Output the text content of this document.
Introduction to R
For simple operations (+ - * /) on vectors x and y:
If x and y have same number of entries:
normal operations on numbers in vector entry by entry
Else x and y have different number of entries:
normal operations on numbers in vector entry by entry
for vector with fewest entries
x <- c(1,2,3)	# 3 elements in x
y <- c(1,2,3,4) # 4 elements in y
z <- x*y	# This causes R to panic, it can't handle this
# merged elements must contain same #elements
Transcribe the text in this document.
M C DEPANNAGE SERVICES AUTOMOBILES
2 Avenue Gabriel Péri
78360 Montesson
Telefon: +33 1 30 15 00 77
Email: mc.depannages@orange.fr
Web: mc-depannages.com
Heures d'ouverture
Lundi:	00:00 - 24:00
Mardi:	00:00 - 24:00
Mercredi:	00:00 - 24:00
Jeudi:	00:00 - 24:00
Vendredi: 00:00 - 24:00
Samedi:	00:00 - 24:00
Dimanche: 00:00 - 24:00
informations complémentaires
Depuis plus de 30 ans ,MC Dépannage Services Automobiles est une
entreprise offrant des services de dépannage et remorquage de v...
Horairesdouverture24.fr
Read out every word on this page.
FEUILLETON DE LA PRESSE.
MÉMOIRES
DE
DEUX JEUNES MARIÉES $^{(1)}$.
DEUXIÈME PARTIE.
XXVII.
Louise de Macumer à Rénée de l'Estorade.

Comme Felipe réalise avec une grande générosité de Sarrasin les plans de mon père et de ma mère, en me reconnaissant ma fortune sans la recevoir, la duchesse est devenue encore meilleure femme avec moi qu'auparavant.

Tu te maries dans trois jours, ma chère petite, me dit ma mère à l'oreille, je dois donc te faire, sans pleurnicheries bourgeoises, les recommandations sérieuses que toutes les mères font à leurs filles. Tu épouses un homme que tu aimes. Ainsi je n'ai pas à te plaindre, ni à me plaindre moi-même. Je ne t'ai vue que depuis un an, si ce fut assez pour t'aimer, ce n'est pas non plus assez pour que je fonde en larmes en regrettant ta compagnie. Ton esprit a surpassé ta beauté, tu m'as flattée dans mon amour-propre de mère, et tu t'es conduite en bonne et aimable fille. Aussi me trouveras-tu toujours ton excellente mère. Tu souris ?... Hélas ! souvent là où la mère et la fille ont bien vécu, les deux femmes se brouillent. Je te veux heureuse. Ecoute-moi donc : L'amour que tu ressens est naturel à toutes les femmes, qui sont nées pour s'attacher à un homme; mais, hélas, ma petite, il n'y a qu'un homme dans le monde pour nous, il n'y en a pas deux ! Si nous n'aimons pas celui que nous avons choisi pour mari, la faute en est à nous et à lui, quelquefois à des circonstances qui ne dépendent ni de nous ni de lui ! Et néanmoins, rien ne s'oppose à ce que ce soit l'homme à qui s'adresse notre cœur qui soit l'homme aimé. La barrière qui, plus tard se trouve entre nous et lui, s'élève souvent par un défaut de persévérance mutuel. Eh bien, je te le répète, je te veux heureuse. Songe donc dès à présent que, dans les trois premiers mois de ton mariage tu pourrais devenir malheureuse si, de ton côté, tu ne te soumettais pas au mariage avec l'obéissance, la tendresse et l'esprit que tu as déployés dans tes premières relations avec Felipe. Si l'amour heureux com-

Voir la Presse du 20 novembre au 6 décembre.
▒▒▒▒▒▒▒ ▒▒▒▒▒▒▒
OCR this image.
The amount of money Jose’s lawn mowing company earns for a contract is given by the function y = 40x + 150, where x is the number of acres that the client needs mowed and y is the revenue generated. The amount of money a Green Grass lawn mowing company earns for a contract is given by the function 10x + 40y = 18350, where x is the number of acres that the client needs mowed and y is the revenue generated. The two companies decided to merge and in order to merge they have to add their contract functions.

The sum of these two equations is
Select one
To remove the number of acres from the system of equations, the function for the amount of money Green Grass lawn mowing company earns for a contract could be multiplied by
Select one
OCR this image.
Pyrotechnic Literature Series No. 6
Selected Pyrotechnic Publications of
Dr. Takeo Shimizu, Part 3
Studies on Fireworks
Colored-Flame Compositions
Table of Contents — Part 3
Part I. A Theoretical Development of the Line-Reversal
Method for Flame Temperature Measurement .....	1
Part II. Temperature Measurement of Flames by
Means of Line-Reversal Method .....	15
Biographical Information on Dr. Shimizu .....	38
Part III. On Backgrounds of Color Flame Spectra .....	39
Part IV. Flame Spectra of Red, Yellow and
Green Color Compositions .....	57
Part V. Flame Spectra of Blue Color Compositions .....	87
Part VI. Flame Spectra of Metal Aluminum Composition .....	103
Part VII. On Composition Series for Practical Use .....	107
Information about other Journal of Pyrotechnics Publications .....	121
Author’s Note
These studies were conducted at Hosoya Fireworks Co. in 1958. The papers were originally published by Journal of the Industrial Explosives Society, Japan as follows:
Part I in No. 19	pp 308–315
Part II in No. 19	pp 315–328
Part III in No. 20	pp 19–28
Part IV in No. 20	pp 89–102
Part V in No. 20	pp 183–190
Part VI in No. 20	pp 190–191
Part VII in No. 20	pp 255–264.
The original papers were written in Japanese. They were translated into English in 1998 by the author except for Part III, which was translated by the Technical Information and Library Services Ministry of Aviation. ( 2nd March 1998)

=== Exercise task ===
Write out all the entries exactly.

=== Task answer ===
Output the text content of this document.
Introduction to R
For simple operations (+ - * /) on vectors x and y:
If x and y have same number of entries:
normal operations on numbers in vector entry by entry
Else x and y have different number of entries:
normal operations on numbers in vector entry by entry
for vector with fewest entries
x <- c(1,2,3)	# 3 elements in x
y <- c(1,2,3,4) # 4 elements in y
z <- x*y	# This causes R to panic, it can't handle this
# merged elements must contain same #elements
Transcribe the text in this document.
M C DEPANNAGE SERVICES AUTOMOBILES
2 Avenue Gabriel Péri
78360 Montesson
Telefon: +33 1 30 15 00 77
Email: mc.depannages@orange.fr
Web: mc-depannages.com
Heures d'ouverture
Lundi:	00:00 - 24:00
Mardi:	00:00 - 24:00
Mercredi:	00:00 - 24:00
Jeudi:	00:00 - 24:00
Vendredi: 00:00 - 24:00
Samedi:	00:00 - 24:00
Dimanche: 00:00 - 24:00
informations complémentaires
Depuis plus de 30 ans ,MC Dépannage Services Automobiles est une
entreprise offrant des services de dépannage et remorquage de v...
Horairesdouverture24.fr
Read out every word on this page.
FEUILLETON DE LA PRESSE.
MÉMOIRES
DE
DEUX JEUNES MARIÉES $^{(1)}$.
DEUXIÈME PARTIE.
XXVII.
Louise de Macumer à Rénée de l'Estorade.

Comme Felipe réalise avec une grande générosité de Sarrasin les plans de mon père et de ma mère, en me reconnaissant ma fortune sans la recevoir, la duchesse est devenue encore meilleure femme avec moi qu'auparavant.

Tu te maries dans trois jours, ma chère petite, me dit ma mère à l'oreille, je dois donc te faire, sans pleurnicheries bourgeoises, les recommandations sérieuses que toutes les mères font à leurs filles. Tu épouses un homme que tu aimes. Ainsi je n'ai pas à te plaindre, ni à me plaindre moi-même. Je ne t'ai vue que depuis un an, si ce fut assez pour t'aimer, ce n'est pas non plus assez pour que je fonde en larmes en regrettant ta compagnie. Ton esprit a surpassé ta beauté, tu m'as flattée dans mon amour-propre de mère, et tu t'es conduite en bonne et aimable fille. Aussi me trouveras-tu toujours ton excellente mère. Tu souris ?... Hélas ! souvent là où la mère et la fille ont bien vécu, les deux femmes se brouillent. Je te veux heureuse. Ecoute-moi donc : L'amour que tu ressens est naturel à toutes les femmes, qui sont nées pour s'attacher à un homme; mais, hélas, ma petite, il n'y a qu'un homme dans le monde pour nous, il n'y en a pas deux ! Si nous n'aimons pas celui que nous avons choisi pour mari, la faute en est à nous et à lui, quelquefois à des circonstances qui ne dépendent ni de nous ni de lui ! Et néanmoins, rien ne s'oppose à ce que ce soit l'homme à qui s'adresse notre cœur qui soit l'homme aimé. La barrière qui, plus tard se trouve entre nous et lui, s'élève souvent par un défaut de persévérance mutuel. Eh bien, je te le répète, je te veux heureuse. Songe donc dès à présent que, dans les trois premiers mois de ton mariage tu pourrais devenir malheureuse si, de ton côté, tu ne te soumettais pas au mariage avec l'obéissance, la tendresse et l'esprit que tu as déployés dans tes premières relations avec Felipe. Si l'amour heureux com-

Voir la Presse du 20 novembre au 6 décembre.
▒▒▒▒▒▒▒ ▒▒▒▒▒▒▒
OCR this image.
The amount of money Jose’s lawn mowing company earns for a contract is given by the function y = 40x + 150, where x is the number of acres that the client needs mowed and y is the revenue generated. The amount of money a Green Grass lawn mowing company earns for a contract is given by the function 10x + 40y = 18350, where x is the number of acres that the client needs mowed and y is the revenue generated. The two companies decided to merge and in order to merge they have to add their contract functions.

The sum of these two equations is
Select one
To remove the number of acres from the system of equations, the function for the amount of money Green Grass lawn mowing company earns for a contract could be multiplied by
Select one
OCR this image.
Pyrotechnic Literature Series No. 6
Selected Pyrotechnic Publications of
Dr. Takeo Shimizu, Part 3
Studies on Fireworks
Colored-Flame Compositions
Table of Contents — Part 3
Part I. A Theoretical Development of the Line-Reversal
Method for Flame Temperature Measurement .....	1
Part II. Temperature Measurement of Flames by
Means of Line-Reversal Method .....	15
Biographical Information on Dr. Shimizu .....	38
Part III. On Backgrounds of Color Flame Spectra .....	39
Part IV. Flame Spectra of Red, Yellow and
Green Color Compositions .....	57
Part V. Flame Spectra of Blue Color Compositions .....	87
Part VI. Flame Spectra of Metal Aluminum Composition .....	103
Part VII. On Composition Series for Practical Use .....	107
Information about other Journal of Pyrotechnics Publications .....	121
Author’s Note
These studies were conducted at Hosoya Fireworks Co. in 1958. The papers were originally published by Journal of the Industrial Explosives Society, Japan as follows:
Part I in No. 19	pp 308–315
Part II in No. 19	pp 315–328
Part III in No. 20	pp 19–28
Part IV in No. 20	pp 89–102
Part V in No. 20	pp 183–190
Part VI in No. 20	pp 190–191
Part VII in No. 20	pp 255–264.
The original papers were written in Japanese. They were translated into English in 1998 by the author except for Part III, which was translated by the Technical Information and Library Services Ministry of Aviation. ( 2nd March 1998)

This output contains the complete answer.